» EXERCISE PROMPT
Gather every line of the entries that includes the word "text".

» SUPPLIED DATA
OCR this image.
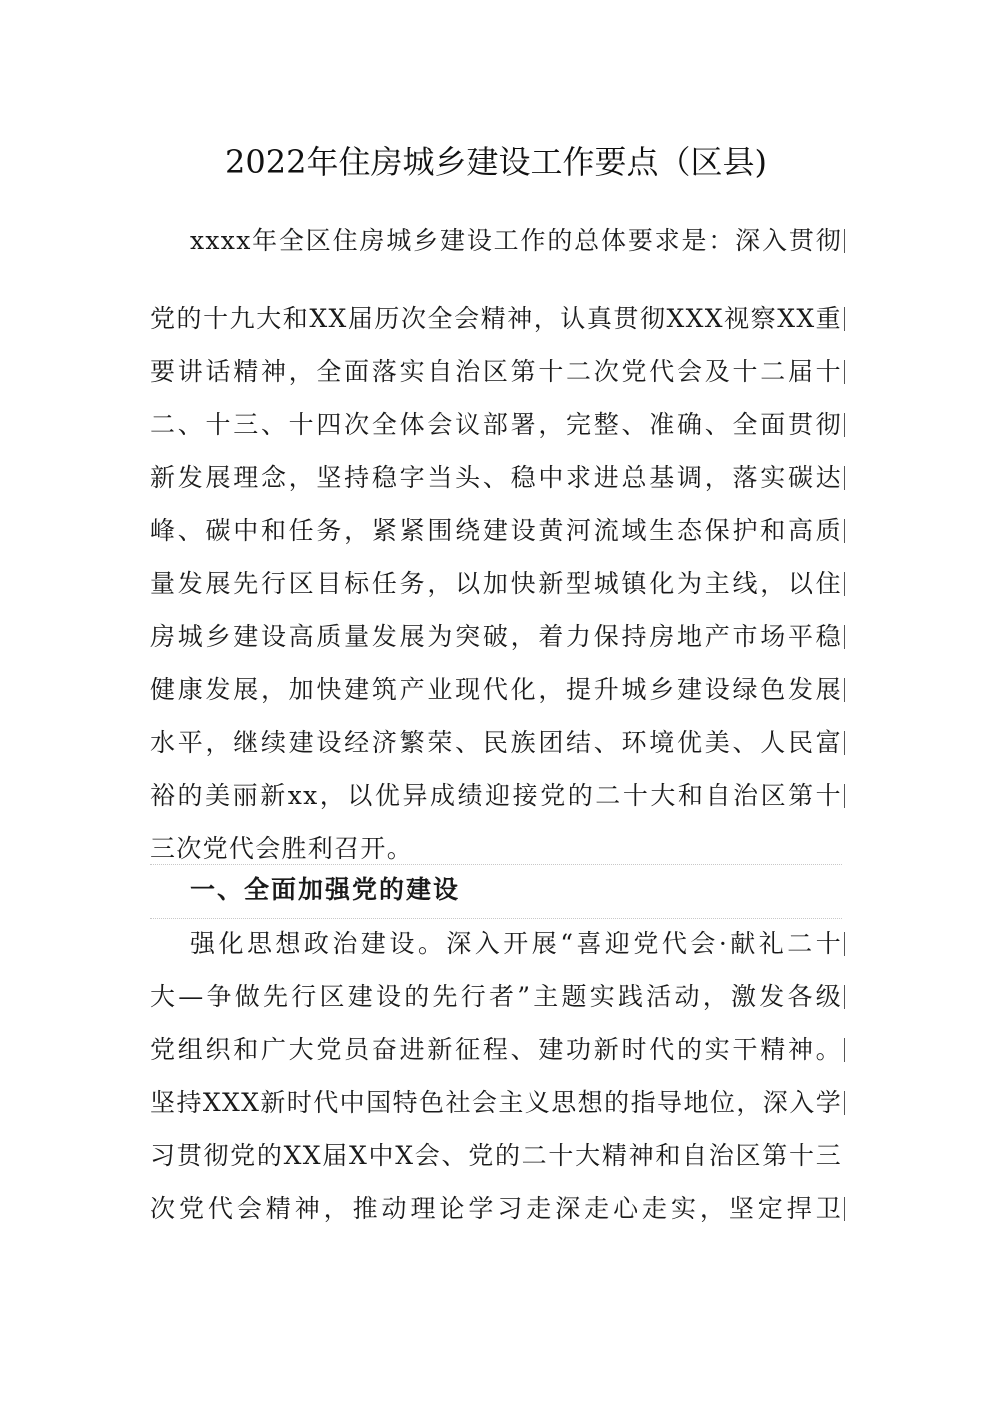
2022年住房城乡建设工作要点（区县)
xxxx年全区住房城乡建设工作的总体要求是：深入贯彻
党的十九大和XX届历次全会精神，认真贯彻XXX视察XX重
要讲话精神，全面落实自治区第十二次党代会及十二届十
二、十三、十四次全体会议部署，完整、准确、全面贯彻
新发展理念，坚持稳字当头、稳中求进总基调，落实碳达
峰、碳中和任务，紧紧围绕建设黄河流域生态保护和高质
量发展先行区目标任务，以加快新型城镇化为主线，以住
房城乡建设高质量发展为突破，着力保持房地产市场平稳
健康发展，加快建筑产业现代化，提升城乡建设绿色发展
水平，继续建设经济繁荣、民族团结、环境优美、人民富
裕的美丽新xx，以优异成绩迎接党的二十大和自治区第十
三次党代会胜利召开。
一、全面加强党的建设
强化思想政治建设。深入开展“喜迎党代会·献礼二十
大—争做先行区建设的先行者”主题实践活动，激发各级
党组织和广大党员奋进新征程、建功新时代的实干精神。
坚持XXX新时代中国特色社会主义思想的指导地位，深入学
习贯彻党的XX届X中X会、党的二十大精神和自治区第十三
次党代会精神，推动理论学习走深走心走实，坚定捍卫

==

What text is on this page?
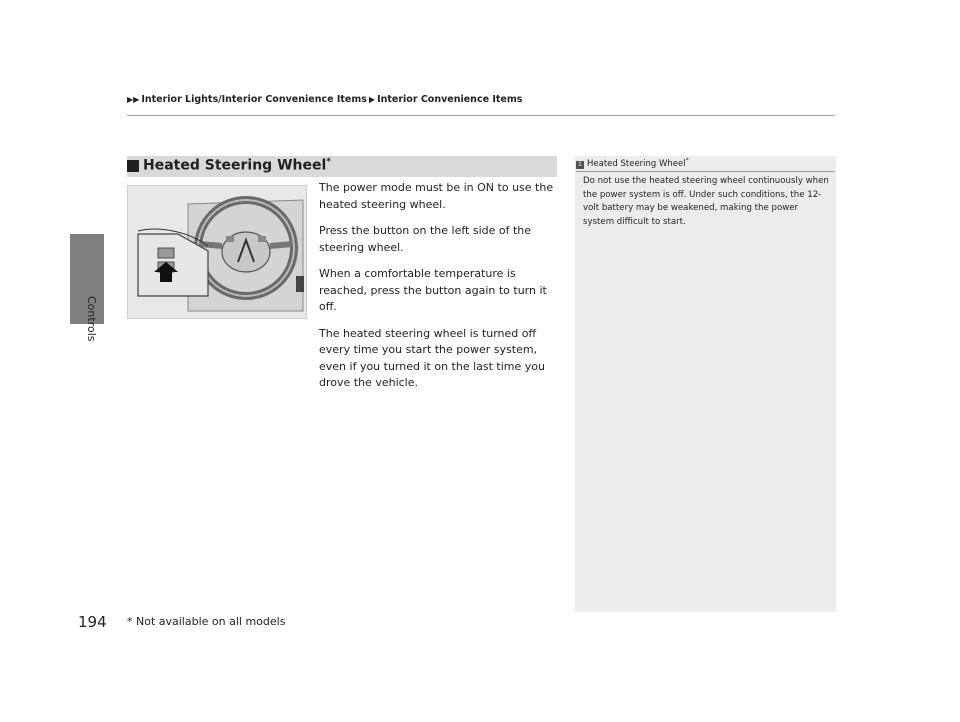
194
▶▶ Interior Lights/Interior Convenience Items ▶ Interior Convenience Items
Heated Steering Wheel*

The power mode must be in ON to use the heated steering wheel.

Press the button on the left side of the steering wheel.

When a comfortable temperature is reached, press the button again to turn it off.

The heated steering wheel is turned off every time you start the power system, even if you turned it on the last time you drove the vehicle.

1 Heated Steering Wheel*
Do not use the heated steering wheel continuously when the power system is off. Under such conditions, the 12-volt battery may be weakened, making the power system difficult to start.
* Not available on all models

---

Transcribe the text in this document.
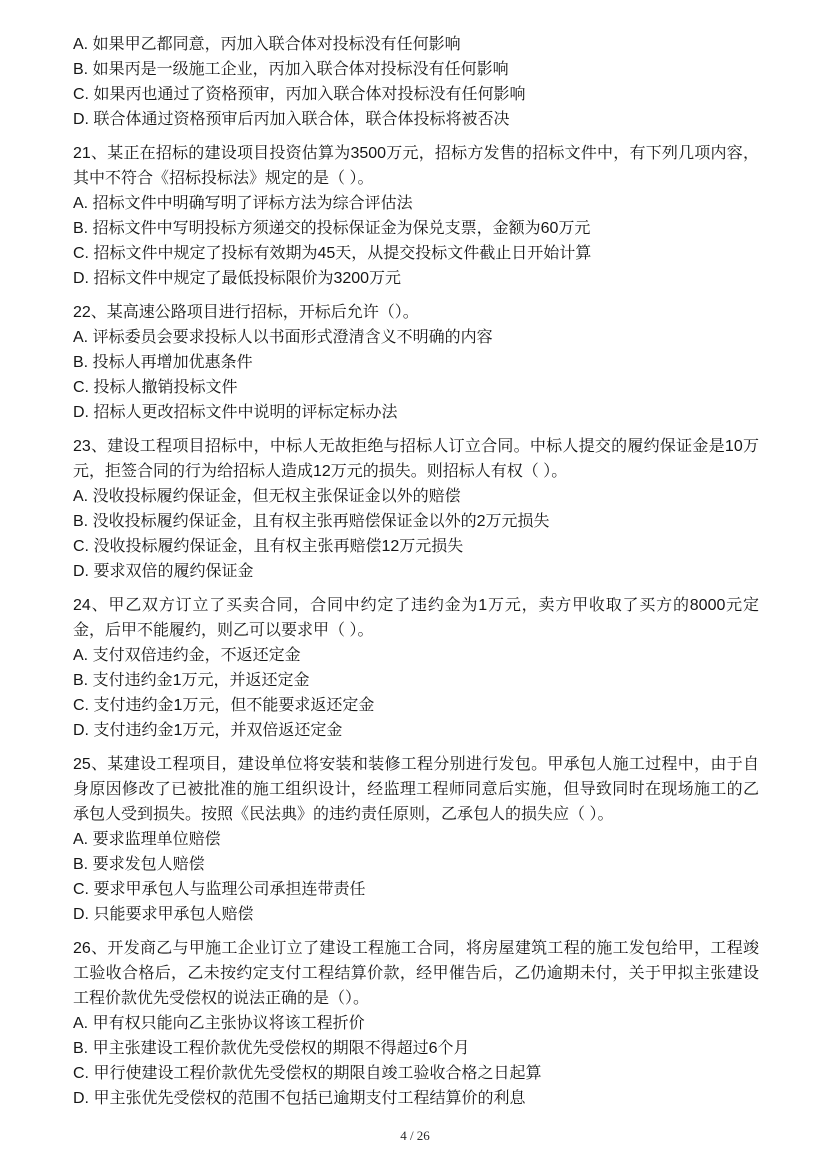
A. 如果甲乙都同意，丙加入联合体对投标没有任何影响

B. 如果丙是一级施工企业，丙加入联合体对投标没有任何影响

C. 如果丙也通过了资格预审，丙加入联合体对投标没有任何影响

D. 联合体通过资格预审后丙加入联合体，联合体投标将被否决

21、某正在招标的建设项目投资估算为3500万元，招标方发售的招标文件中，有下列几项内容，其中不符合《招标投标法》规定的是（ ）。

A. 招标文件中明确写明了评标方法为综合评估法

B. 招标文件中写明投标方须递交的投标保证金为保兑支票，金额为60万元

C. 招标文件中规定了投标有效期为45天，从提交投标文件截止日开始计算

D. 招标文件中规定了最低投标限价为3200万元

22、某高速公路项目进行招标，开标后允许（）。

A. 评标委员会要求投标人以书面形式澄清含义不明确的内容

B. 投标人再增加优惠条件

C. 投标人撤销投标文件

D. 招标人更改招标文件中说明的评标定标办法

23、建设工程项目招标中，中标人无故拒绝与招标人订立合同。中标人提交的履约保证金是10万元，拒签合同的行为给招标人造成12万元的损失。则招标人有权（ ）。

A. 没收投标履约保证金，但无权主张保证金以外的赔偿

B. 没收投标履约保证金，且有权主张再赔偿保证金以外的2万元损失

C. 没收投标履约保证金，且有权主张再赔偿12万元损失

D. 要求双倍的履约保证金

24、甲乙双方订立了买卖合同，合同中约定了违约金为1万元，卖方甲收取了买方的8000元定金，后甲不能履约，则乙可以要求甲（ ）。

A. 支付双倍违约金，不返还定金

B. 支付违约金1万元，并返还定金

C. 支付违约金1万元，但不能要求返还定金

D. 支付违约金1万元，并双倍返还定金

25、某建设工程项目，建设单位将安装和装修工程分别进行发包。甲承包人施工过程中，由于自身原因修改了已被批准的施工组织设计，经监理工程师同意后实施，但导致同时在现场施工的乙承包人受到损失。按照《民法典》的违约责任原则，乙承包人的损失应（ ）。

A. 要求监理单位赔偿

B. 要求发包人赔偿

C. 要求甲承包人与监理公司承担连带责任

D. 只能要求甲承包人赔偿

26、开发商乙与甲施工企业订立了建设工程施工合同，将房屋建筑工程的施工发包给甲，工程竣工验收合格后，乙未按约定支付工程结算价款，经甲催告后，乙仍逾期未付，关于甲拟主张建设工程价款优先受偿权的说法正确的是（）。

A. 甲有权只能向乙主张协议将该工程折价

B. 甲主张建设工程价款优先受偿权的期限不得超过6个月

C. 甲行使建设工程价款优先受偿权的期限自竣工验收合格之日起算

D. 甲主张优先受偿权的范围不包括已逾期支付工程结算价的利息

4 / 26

» WRITTEN SOLUTION
What text is on this page?
Transcribe the text in this document.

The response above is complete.